Some records:

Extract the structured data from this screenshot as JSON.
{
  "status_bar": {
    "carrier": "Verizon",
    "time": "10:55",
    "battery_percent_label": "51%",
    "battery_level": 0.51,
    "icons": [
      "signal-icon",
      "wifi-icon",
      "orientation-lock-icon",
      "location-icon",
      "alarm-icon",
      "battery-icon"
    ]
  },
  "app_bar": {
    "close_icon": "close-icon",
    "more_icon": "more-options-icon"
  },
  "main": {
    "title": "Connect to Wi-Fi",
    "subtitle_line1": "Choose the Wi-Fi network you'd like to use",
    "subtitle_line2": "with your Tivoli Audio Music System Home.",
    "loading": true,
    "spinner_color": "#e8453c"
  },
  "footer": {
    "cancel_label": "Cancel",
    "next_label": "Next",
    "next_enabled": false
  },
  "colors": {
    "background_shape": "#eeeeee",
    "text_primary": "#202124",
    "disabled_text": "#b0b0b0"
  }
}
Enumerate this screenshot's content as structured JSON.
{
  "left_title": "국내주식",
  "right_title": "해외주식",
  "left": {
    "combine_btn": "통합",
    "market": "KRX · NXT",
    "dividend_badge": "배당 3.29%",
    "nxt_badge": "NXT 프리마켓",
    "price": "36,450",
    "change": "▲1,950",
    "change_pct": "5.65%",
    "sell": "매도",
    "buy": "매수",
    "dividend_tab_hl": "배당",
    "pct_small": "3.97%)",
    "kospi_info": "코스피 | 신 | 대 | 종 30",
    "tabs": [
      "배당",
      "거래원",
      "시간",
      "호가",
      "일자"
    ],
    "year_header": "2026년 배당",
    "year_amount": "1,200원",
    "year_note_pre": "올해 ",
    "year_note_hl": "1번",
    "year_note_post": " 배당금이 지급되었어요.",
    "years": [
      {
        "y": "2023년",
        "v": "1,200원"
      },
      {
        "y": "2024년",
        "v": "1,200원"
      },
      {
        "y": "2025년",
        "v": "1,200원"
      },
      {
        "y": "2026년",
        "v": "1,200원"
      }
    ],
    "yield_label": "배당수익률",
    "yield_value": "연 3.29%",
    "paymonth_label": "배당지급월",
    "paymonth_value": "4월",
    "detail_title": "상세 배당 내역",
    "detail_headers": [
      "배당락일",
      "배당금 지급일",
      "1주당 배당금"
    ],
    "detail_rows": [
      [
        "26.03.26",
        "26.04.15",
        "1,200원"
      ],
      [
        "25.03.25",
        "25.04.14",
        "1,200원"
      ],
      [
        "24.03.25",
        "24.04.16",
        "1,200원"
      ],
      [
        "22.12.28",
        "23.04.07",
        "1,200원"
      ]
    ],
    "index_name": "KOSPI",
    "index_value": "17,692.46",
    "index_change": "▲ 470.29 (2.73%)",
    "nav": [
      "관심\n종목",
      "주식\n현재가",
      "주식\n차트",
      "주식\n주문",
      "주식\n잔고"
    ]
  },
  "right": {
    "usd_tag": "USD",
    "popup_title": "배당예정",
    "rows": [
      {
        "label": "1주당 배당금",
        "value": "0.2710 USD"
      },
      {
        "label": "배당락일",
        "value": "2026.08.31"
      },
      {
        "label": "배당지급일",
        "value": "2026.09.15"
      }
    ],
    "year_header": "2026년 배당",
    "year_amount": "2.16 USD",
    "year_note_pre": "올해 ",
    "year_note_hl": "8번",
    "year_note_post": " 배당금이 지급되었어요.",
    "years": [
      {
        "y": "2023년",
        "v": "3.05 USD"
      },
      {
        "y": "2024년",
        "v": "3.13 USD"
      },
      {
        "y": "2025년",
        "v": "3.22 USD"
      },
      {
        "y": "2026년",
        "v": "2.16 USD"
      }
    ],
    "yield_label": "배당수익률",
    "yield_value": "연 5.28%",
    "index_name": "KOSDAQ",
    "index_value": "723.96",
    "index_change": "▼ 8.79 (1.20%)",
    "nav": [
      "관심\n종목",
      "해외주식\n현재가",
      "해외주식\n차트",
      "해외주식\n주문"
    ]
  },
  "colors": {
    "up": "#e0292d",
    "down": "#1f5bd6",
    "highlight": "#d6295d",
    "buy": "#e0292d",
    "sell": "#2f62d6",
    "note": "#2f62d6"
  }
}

[What to work on]: Using the listing above, state the number of lines that hold "structured", with no other text.

[The answer]: 2